::: Extracted entries

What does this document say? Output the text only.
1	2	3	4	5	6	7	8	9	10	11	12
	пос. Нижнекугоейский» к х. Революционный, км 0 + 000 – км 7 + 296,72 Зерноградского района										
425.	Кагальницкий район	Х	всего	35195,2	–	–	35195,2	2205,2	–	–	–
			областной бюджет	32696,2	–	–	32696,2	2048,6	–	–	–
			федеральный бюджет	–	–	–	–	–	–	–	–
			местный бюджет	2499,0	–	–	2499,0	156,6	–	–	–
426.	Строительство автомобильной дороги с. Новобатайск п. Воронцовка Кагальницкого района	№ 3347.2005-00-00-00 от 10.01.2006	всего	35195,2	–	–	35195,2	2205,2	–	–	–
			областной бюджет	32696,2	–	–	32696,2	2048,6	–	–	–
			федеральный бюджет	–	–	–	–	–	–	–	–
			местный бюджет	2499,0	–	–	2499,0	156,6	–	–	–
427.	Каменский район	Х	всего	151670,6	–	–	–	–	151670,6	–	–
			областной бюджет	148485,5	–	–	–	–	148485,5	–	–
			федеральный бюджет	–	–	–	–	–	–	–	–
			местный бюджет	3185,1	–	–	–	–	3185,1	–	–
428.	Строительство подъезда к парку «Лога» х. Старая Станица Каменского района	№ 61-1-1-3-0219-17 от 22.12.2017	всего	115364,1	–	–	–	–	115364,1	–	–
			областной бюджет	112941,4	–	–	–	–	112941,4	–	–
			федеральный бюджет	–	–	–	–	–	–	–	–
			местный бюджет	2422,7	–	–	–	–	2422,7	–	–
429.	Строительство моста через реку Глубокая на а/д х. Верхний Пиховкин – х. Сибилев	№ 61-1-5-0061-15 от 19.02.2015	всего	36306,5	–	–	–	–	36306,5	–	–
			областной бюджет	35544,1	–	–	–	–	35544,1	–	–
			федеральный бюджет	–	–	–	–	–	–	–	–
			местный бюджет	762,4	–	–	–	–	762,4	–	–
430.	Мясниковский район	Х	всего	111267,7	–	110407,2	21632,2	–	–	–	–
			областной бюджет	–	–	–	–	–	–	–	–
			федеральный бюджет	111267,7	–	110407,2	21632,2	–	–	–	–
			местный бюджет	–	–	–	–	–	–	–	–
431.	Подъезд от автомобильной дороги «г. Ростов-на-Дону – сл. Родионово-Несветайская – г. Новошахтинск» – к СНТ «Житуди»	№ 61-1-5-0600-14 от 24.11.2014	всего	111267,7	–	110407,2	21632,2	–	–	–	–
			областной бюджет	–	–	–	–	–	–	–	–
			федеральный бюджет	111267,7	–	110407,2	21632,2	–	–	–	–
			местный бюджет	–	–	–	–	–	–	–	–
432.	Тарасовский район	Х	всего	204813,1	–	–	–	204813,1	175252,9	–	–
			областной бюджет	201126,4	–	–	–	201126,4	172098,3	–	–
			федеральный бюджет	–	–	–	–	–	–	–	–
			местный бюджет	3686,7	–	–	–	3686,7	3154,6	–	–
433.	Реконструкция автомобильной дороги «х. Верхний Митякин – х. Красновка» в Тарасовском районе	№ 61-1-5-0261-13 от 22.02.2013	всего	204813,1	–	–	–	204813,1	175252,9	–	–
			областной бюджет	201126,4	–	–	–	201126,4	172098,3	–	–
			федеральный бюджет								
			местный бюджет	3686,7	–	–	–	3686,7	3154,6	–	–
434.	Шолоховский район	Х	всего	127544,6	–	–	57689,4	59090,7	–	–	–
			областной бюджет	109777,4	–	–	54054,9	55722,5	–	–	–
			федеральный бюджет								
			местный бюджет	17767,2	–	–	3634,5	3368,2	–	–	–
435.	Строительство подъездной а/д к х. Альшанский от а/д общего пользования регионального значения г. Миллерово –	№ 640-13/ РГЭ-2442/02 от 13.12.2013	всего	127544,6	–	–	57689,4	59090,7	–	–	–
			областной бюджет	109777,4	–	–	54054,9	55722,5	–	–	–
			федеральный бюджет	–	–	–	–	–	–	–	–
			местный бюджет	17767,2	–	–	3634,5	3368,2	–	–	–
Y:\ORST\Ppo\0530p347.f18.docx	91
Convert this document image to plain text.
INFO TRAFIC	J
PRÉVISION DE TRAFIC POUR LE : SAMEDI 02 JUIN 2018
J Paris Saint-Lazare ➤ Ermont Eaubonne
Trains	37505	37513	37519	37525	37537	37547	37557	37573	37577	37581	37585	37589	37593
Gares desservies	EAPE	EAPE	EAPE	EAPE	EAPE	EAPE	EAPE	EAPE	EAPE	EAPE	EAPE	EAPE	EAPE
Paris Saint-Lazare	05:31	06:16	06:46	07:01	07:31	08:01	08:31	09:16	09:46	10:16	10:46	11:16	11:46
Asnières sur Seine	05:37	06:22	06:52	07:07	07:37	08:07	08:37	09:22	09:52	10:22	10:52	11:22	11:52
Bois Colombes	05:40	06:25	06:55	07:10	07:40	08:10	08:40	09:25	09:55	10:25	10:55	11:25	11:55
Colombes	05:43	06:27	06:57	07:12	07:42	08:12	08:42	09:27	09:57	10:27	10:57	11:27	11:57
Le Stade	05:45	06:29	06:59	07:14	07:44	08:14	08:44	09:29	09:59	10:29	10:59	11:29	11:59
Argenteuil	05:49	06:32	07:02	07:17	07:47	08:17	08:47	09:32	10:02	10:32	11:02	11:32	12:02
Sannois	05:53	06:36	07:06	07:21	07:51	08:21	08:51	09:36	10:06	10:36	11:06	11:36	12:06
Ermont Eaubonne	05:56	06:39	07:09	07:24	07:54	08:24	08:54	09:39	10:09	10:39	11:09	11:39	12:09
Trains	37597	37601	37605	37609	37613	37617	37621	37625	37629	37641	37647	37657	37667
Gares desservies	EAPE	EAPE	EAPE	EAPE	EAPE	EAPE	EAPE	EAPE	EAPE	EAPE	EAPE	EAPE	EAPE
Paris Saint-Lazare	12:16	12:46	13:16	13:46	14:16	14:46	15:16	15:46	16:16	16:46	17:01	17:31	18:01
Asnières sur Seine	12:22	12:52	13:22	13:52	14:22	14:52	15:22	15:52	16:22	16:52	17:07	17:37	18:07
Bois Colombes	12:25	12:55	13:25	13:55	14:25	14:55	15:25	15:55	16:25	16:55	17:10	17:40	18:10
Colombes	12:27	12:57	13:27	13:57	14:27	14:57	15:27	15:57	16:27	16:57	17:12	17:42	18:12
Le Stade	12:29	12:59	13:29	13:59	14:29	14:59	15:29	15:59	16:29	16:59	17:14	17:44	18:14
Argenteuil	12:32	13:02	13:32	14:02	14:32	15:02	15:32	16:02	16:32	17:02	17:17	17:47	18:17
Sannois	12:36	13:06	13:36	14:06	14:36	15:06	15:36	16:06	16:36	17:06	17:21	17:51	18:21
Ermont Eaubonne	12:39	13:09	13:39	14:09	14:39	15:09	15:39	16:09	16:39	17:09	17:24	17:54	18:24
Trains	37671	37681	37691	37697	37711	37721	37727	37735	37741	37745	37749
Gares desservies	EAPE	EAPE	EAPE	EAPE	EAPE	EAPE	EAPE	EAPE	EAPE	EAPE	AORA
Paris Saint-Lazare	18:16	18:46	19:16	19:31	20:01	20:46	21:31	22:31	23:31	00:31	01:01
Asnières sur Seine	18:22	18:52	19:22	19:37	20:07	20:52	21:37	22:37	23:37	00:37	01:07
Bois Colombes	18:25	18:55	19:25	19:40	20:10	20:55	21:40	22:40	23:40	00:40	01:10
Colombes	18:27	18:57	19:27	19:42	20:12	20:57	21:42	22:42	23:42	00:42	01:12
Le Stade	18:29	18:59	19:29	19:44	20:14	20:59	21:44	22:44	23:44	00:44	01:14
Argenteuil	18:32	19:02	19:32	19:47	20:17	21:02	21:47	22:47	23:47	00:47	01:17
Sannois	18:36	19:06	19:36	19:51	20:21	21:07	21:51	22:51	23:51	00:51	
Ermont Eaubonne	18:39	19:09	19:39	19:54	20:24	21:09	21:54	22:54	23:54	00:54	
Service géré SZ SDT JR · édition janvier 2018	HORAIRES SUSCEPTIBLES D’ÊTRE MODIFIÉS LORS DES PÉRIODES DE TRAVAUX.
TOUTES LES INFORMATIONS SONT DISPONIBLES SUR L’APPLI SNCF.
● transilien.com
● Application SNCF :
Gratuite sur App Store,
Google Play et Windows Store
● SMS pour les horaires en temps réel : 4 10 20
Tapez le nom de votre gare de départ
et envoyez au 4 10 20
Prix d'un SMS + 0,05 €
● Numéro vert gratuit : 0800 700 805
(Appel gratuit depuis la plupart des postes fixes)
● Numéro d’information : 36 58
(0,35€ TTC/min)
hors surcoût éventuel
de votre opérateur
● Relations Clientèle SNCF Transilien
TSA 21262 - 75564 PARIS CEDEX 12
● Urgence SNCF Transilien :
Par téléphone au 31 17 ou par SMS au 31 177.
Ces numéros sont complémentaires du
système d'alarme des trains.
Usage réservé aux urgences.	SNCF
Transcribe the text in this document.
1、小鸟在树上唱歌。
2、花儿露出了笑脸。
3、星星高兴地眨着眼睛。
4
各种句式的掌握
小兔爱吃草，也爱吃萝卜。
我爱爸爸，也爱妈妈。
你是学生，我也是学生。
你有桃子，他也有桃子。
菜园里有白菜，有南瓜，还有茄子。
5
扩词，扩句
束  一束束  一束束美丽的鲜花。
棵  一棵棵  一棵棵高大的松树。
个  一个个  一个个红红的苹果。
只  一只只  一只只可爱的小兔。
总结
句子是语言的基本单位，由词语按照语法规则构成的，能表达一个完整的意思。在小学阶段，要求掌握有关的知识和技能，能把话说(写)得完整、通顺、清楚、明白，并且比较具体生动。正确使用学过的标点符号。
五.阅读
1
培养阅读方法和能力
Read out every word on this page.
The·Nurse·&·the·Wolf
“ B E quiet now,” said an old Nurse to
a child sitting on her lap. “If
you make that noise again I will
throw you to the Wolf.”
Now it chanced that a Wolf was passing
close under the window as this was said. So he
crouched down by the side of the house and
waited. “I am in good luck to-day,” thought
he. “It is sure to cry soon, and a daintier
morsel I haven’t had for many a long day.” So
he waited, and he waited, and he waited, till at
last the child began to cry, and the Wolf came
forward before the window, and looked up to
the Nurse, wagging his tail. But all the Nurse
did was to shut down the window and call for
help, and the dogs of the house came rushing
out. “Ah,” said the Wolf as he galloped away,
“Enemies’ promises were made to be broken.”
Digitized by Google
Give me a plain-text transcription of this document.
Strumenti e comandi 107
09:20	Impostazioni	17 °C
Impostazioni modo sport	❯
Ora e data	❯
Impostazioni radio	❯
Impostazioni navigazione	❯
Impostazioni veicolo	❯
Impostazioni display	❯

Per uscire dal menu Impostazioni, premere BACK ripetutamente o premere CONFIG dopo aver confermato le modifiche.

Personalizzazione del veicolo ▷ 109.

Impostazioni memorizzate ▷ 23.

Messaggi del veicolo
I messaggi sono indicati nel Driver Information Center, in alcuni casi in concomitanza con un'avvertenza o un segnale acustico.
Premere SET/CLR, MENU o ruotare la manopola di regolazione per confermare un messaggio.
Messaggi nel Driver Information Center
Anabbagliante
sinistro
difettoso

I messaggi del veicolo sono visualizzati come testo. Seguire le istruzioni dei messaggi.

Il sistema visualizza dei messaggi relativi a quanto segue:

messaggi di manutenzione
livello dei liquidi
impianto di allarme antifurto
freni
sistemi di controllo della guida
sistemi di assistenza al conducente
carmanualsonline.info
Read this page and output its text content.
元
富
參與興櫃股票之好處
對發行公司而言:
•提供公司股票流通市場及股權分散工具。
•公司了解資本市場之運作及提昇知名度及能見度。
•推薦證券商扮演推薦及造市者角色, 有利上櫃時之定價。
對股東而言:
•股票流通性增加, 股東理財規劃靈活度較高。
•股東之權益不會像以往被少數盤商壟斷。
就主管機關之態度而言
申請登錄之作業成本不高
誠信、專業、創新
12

::::::

▸ Required work: For the string "Impostazioni", count the lines of the entries above that include it; answer with the number only.

▸ Exercise output: 8